Items listed in a dataset
☆ ☆ ☆

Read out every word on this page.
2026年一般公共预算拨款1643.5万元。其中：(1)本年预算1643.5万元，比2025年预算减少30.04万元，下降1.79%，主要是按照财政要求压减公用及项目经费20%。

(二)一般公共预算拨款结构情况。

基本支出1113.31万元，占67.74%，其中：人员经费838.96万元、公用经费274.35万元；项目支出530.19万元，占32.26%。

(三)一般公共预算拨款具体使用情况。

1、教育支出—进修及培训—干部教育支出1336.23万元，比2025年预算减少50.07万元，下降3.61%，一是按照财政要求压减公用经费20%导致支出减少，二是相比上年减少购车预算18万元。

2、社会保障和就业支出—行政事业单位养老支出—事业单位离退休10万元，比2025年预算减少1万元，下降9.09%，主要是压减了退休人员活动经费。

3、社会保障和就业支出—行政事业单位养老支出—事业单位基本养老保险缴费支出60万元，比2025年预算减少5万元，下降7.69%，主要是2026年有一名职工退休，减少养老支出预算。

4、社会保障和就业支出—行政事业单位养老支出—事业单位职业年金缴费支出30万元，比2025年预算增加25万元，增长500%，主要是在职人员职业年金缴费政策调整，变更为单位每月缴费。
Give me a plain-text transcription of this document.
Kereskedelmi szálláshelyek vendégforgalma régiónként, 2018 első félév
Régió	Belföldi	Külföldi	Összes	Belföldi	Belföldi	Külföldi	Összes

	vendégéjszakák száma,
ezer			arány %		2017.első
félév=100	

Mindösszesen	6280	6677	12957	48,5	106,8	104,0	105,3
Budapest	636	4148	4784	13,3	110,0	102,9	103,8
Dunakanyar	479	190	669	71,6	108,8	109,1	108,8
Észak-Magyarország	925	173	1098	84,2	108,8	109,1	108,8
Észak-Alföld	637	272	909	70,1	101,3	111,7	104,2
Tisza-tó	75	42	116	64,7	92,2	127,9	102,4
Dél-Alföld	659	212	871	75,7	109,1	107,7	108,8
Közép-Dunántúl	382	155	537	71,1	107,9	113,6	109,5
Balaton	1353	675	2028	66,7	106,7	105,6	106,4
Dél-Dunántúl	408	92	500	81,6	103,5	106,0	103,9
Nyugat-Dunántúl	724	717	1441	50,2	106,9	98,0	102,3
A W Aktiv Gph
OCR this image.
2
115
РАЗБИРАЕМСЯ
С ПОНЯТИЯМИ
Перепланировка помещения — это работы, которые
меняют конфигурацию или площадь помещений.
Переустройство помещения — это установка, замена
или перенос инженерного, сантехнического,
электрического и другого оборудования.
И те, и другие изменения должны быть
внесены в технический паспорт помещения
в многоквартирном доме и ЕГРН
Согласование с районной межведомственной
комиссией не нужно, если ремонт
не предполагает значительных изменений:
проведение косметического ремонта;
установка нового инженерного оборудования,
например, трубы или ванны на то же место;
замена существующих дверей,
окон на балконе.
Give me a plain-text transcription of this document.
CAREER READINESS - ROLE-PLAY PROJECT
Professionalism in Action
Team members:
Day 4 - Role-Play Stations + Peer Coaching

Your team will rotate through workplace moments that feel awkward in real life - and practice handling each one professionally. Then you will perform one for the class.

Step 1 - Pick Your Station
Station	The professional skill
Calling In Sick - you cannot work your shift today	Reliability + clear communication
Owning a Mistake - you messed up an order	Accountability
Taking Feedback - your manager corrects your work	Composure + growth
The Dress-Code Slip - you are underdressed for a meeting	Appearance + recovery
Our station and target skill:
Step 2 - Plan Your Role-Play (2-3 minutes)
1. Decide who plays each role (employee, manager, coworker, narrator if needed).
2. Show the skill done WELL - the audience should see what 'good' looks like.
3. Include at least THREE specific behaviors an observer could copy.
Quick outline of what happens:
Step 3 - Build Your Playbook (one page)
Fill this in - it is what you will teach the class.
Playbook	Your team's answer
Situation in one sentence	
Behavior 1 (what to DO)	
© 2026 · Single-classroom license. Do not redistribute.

☆ ☆ ☆

__Task goal__
Could you transcribe the records in full, exactly?

__Solution__
Read out every word on this page.
2026年一般公共预算拨款1643.5万元。其中：(1)本年预算1643.5万元，比2025年预算减少30.04万元，下降1.79%，主要是按照财政要求压减公用及项目经费20%。

(二)一般公共预算拨款结构情况。

基本支出1113.31万元，占67.74%，其中：人员经费838.96万元、公用经费274.35万元；项目支出530.19万元，占32.26%。

(三)一般公共预算拨款具体使用情况。

1、教育支出—进修及培训—干部教育支出1336.23万元，比2025年预算减少50.07万元，下降3.61%，一是按照财政要求压减公用经费20%导致支出减少，二是相比上年减少购车预算18万元。

2、社会保障和就业支出—行政事业单位养老支出—事业单位离退休10万元，比2025年预算减少1万元，下降9.09%，主要是压减了退休人员活动经费。

3、社会保障和就业支出—行政事业单位养老支出—事业单位基本养老保险缴费支出60万元，比2025年预算减少5万元，下降7.69%，主要是2026年有一名职工退休，减少养老支出预算。

4、社会保障和就业支出—行政事业单位养老支出—事业单位职业年金缴费支出30万元，比2025年预算增加25万元，增长500%，主要是在职人员职业年金缴费政策调整，变更为单位每月缴费。
Give me a plain-text transcription of this document.
Kereskedelmi szálláshelyek vendégforgalma régiónként, 2018 első félév
Régió	Belföldi	Külföldi	Összes	Belföldi	Belföldi	Külföldi	Összes

	vendégéjszakák száma,
ezer			arány %		2017.első
félév=100	

Mindösszesen	6280	6677	12957	48,5	106,8	104,0	105,3
Budapest	636	4148	4784	13,3	110,0	102,9	103,8
Dunakanyar	479	190	669	71,6	108,8	109,1	108,8
Észak-Magyarország	925	173	1098	84,2	108,8	109,1	108,8
Észak-Alföld	637	272	909	70,1	101,3	111,7	104,2
Tisza-tó	75	42	116	64,7	92,2	127,9	102,4
Dél-Alföld	659	212	871	75,7	109,1	107,7	108,8
Közép-Dunántúl	382	155	537	71,1	107,9	113,6	109,5
Balaton	1353	675	2028	66,7	106,7	105,6	106,4
Dél-Dunántúl	408	92	500	81,6	103,5	106,0	103,9
Nyugat-Dunántúl	724	717	1441	50,2	106,9	98,0	102,3
A W Aktiv Gph
OCR this image.
2
115
РАЗБИРАЕМСЯ
С ПОНЯТИЯМИ
Перепланировка помещения — это работы, которые
меняют конфигурацию или площадь помещений.
Переустройство помещения — это установка, замена
или перенос инженерного, сантехнического,
электрического и другого оборудования.
И те, и другие изменения должны быть
внесены в технический паспорт помещения
в многоквартирном доме и ЕГРН
Согласование с районной межведомственной
комиссией не нужно, если ремонт
не предполагает значительных изменений:
проведение косметического ремонта;
установка нового инженерного оборудования,
например, трубы или ванны на то же место;
замена существующих дверей,
окон на балконе.
Give me a plain-text transcription of this document.
CAREER READINESS - ROLE-PLAY PROJECT
Professionalism in Action
Team members:
Day 4 - Role-Play Stations + Peer Coaching

Your team will rotate through workplace moments that feel awkward in real life - and practice handling each one professionally. Then you will perform one for the class.

Step 1 - Pick Your Station
Station	The professional skill
Calling In Sick - you cannot work your shift today	Reliability + clear communication
Owning a Mistake - you messed up an order	Accountability
Taking Feedback - your manager corrects your work	Composure + growth
The Dress-Code Slip - you are underdressed for a meeting	Appearance + recovery
Our station and target skill:
Step 2 - Plan Your Role-Play (2-3 minutes)
1. Decide who plays each role (employee, manager, coworker, narrator if needed).
2. Show the skill done WELL - the audience should see what 'good' looks like.
3. Include at least THREE specific behaviors an observer could copy.
Quick outline of what happens:
Step 3 - Build Your Playbook (one page)
Fill this in - it is what you will teach the class.
Playbook	Your team's answer
Situation in one sentence	
Behavior 1 (what to DO)	
© 2026 · Single-classroom license. Do not redistribute.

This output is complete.